● What to work on: Locate every line that holds the string "JSON" and copy it.

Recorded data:
+++

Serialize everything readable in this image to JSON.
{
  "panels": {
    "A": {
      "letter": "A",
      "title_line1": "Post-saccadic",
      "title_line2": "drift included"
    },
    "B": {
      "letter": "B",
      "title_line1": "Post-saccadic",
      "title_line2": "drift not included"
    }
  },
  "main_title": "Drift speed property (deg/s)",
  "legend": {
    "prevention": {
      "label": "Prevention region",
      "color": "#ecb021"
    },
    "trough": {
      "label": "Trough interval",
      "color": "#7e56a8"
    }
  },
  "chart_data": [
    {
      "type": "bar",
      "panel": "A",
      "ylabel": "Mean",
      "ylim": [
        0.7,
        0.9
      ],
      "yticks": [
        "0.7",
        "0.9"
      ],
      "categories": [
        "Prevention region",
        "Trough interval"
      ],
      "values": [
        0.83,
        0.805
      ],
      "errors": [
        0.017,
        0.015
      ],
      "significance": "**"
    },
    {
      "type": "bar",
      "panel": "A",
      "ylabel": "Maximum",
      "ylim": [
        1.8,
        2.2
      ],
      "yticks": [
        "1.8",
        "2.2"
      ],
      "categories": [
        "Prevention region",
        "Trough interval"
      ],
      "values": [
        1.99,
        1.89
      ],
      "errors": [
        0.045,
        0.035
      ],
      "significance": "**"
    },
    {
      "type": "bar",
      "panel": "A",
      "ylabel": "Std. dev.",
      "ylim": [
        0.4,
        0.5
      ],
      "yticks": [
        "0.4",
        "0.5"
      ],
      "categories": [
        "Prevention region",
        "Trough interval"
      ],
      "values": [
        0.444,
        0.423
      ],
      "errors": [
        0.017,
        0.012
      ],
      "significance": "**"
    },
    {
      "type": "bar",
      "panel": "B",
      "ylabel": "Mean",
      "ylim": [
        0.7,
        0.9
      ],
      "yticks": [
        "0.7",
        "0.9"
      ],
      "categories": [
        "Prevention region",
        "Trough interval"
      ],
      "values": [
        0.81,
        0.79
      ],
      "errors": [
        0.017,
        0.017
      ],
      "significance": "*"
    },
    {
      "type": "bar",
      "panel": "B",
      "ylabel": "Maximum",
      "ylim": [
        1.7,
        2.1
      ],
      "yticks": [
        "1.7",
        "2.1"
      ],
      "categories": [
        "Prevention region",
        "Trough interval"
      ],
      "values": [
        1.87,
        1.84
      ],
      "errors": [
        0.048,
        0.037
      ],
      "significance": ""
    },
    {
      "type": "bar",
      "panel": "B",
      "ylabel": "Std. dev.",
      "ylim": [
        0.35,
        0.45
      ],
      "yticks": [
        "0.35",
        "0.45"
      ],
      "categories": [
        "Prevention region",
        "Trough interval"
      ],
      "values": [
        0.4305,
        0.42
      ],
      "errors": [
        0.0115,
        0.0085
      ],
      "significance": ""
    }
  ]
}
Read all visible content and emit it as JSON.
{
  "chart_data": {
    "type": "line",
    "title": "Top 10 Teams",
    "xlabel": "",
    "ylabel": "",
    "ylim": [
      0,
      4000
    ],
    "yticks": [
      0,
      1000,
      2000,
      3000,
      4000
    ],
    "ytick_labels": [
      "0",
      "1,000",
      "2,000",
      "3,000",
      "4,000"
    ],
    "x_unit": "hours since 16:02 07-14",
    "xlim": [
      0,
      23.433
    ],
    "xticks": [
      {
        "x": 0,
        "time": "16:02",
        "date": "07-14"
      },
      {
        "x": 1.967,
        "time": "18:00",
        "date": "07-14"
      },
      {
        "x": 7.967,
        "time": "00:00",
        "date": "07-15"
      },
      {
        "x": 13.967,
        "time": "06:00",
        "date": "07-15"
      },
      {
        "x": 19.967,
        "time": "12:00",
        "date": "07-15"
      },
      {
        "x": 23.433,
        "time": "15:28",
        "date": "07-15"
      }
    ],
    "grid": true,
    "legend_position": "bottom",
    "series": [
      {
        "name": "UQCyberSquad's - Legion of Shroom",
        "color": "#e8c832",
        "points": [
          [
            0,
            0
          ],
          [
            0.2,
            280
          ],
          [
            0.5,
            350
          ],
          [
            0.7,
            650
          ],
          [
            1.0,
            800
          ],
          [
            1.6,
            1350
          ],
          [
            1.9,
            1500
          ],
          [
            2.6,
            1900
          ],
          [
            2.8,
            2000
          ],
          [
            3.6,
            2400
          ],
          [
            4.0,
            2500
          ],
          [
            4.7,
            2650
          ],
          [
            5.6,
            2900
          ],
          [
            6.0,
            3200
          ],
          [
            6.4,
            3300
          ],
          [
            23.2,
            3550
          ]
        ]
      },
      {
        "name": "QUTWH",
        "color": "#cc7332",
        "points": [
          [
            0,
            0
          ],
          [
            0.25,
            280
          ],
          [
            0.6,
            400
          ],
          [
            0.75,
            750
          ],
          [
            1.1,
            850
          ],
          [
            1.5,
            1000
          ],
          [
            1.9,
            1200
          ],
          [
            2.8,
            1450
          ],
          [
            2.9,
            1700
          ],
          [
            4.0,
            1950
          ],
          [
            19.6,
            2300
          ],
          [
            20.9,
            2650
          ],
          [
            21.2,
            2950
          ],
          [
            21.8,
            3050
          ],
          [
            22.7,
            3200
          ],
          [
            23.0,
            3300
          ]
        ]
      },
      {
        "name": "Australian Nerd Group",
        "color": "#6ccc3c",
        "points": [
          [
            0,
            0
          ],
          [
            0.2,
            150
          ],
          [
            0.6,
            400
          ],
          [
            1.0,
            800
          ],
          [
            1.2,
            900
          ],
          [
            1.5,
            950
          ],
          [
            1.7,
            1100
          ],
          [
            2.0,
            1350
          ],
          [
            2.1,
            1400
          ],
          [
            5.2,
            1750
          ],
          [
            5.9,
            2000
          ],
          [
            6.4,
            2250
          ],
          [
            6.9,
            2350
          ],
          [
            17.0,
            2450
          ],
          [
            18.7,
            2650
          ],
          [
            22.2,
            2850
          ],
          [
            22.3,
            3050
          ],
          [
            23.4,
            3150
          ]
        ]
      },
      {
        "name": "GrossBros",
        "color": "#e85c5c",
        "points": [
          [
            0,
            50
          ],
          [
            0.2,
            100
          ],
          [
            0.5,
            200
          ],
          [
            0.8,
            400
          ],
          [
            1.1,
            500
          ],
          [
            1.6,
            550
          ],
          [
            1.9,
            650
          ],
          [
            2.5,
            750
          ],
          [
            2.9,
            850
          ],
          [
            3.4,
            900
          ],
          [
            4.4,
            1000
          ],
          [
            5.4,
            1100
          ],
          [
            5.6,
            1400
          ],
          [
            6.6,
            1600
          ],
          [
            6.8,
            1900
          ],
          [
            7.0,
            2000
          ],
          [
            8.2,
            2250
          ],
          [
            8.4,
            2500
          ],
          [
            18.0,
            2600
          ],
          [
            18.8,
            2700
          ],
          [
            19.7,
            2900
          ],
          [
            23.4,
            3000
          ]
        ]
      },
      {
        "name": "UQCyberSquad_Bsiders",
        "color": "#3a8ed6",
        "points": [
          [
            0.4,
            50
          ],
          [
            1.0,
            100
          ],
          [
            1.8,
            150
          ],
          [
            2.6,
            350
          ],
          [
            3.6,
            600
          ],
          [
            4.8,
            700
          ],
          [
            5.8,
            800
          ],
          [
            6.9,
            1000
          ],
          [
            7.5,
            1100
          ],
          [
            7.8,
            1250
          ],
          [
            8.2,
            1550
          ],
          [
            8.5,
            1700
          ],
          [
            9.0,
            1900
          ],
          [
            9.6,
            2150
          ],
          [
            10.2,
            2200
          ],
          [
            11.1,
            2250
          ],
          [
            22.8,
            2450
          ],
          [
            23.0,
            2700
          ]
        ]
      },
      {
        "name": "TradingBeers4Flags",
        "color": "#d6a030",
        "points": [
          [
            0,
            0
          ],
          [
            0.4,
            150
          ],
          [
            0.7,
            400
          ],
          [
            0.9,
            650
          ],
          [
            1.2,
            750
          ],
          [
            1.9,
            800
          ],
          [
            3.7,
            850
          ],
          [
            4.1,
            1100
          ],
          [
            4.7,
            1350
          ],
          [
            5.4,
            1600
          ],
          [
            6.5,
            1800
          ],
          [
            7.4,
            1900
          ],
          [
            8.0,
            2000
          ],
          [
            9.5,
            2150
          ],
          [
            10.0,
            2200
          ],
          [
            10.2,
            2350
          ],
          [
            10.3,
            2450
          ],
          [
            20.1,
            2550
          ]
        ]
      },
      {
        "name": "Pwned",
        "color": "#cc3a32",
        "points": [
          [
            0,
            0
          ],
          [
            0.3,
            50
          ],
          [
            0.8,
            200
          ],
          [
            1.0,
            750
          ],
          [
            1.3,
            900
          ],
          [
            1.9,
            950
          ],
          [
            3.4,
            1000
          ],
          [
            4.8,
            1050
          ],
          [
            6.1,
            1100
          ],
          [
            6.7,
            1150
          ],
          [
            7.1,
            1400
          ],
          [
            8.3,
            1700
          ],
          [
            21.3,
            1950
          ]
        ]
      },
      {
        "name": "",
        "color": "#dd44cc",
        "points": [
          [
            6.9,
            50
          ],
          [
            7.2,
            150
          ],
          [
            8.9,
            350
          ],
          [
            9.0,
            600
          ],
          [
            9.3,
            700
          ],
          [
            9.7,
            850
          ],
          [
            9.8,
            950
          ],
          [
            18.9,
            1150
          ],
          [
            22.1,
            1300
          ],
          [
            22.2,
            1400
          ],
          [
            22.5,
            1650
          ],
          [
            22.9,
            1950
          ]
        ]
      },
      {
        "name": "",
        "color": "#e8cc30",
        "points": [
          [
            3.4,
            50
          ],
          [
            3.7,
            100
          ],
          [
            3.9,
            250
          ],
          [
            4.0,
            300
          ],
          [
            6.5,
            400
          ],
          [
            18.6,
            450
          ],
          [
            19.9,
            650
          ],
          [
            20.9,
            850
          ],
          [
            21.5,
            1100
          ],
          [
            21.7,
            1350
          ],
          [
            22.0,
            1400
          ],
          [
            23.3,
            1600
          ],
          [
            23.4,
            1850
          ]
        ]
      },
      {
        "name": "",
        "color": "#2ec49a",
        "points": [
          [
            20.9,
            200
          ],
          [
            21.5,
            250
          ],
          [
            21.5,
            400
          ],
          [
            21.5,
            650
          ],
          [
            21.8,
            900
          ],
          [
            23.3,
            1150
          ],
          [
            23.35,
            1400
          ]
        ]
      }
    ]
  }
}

+++

● Result of this task:
Serialize everything readable in this image to JSON.
Read all visible content and emit it as JSON.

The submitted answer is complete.